_What you should do_
Every line of the material that follows must be printed again exactly.
— Begin Given data —
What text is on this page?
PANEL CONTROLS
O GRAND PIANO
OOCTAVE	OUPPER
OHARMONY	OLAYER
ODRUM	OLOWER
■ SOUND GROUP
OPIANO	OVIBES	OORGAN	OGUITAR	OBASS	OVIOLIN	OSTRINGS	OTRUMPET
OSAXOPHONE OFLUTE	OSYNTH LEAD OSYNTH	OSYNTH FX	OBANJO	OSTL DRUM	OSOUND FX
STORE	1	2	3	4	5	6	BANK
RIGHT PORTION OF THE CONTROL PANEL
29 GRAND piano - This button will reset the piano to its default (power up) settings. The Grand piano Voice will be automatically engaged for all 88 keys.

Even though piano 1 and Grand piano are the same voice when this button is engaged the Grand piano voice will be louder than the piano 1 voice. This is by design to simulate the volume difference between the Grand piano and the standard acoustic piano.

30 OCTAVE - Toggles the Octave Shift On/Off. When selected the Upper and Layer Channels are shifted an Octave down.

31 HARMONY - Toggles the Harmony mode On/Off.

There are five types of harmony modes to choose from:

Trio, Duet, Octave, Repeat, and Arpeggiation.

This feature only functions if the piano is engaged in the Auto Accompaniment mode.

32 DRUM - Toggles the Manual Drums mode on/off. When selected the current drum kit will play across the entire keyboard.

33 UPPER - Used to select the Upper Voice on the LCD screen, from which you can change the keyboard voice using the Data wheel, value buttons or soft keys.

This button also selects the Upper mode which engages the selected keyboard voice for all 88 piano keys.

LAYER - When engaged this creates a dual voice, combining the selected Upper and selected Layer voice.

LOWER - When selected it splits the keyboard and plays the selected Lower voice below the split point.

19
— End Given data —
_Exercise output_
What text is on this page?
PANEL CONTROLS
O GRAND PIANO
OOCTAVE	OUPPER
OHARMONY	OLAYER
ODRUM	OLOWER
■ SOUND GROUP
OPIANO	OVIBES	OORGAN	OGUITAR	OBASS	OVIOLIN	OSTRINGS	OTRUMPET
OSAXOPHONE OFLUTE	OSYNTH LEAD OSYNTH	OSYNTH FX	OBANJO	OSTL DRUM	OSOUND FX
STORE	1	2	3	4	5	6	BANK
RIGHT PORTION OF THE CONTROL PANEL
29 GRAND piano - This button will reset the piano to its default (power up) settings. The Grand piano Voice will be automatically engaged for all 88 keys.

Even though piano 1 and Grand piano are the same voice when this button is engaged the Grand piano voice will be louder than the piano 1 voice. This is by design to simulate the volume difference between the Grand piano and the standard acoustic piano.

30 OCTAVE - Toggles the Octave Shift On/Off. When selected the Upper and Layer Channels are shifted an Octave down.

31 HARMONY - Toggles the Harmony mode On/Off.

There are five types of harmony modes to choose from:

Trio, Duet, Octave, Repeat, and Arpeggiation.

This feature only functions if the piano is engaged in the Auto Accompaniment mode.

32 DRUM - Toggles the Manual Drums mode on/off. When selected the current drum kit will play across the entire keyboard.

33 UPPER - Used to select the Upper Voice on the LCD screen, from which you can change the keyboard voice using the Data wheel, value buttons or soft keys.

This button also selects the Upper mode which engages the selected keyboard voice for all 88 piano keys.

LAYER - When engaged this creates a dual voice, combining the selected Upper and selected Layer voice.

LOWER - When selected it splits the keyboard and plays the selected Lower voice below the split point.

19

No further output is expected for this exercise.